-- START INFORMATION GIVEN --

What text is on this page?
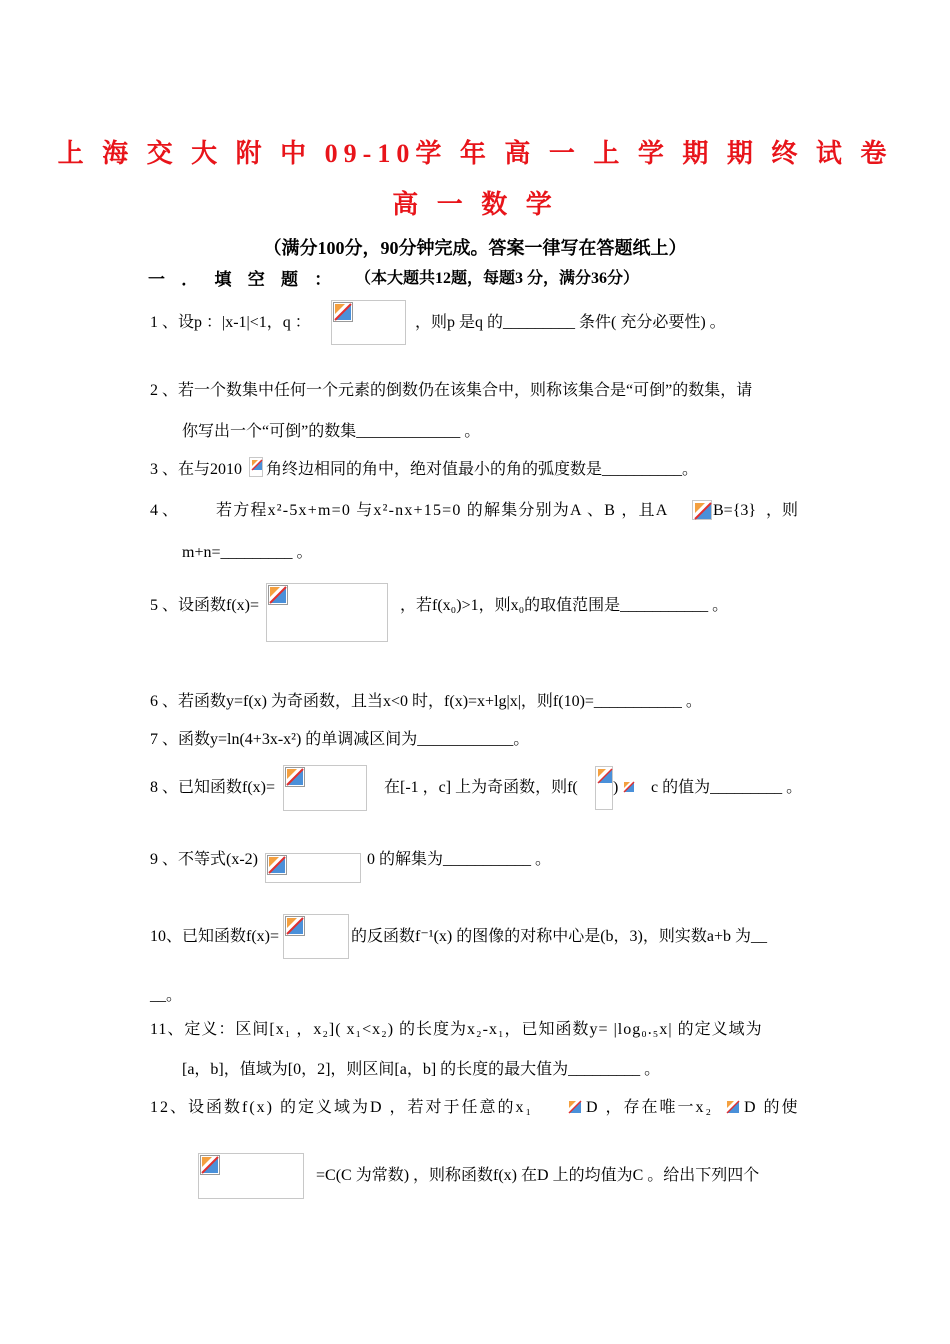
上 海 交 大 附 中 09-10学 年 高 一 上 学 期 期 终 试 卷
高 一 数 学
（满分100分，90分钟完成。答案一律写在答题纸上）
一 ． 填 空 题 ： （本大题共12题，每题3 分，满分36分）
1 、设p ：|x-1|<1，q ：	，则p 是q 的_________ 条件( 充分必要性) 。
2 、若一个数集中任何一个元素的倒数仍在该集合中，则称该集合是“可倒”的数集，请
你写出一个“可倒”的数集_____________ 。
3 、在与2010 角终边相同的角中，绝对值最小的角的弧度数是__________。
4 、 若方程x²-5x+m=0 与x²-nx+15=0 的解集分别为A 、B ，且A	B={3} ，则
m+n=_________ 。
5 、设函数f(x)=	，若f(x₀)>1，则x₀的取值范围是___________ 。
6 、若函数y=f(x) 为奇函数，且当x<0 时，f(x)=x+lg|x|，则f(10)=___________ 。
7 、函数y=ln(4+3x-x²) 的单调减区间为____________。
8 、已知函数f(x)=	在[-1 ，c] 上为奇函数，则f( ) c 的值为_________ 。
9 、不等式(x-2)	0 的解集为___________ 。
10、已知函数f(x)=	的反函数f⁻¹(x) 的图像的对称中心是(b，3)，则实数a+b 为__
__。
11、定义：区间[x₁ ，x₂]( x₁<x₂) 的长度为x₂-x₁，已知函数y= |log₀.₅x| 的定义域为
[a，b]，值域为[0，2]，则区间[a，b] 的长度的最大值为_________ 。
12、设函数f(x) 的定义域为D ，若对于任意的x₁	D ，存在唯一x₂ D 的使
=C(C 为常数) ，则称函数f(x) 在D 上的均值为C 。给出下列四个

-- END INFORMATION GIVEN --
-- START INFORMATION GIVEN --

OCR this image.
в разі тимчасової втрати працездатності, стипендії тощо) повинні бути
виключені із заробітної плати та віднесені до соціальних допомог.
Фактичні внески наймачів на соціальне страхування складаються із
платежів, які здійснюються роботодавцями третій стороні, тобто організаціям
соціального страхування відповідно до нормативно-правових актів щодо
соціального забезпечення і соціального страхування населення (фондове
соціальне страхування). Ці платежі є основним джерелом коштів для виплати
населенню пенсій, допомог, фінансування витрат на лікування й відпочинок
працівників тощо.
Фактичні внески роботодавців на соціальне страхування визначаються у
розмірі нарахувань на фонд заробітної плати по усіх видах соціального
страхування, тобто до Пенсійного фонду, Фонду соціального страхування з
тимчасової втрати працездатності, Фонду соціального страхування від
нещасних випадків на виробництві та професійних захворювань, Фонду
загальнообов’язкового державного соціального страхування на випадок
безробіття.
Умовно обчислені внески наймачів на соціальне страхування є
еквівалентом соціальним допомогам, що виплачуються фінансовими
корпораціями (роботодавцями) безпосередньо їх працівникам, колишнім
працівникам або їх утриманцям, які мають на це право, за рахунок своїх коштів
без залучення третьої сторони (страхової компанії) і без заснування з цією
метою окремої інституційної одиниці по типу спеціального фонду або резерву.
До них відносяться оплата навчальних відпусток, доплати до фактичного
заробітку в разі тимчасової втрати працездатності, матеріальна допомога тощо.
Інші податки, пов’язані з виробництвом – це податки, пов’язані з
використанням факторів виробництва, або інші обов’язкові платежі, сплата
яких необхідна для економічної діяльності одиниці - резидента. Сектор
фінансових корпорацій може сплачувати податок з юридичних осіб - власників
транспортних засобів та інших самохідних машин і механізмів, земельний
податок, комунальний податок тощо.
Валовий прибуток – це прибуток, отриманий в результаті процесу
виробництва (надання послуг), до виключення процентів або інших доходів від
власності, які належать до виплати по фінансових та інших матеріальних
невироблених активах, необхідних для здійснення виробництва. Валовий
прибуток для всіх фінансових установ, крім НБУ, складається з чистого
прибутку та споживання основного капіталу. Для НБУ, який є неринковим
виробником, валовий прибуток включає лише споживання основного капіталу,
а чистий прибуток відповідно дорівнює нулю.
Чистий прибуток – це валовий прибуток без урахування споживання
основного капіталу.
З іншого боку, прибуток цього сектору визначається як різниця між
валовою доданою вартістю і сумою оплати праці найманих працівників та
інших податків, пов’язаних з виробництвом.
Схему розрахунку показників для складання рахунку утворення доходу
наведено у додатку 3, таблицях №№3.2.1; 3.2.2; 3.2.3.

-- END INFORMATION GIVEN --

● PROBLEM TO SOLVE
Go through the material above and count the lines that include "коштів". Give the number alone.

● COMPLETED EXERCISE
2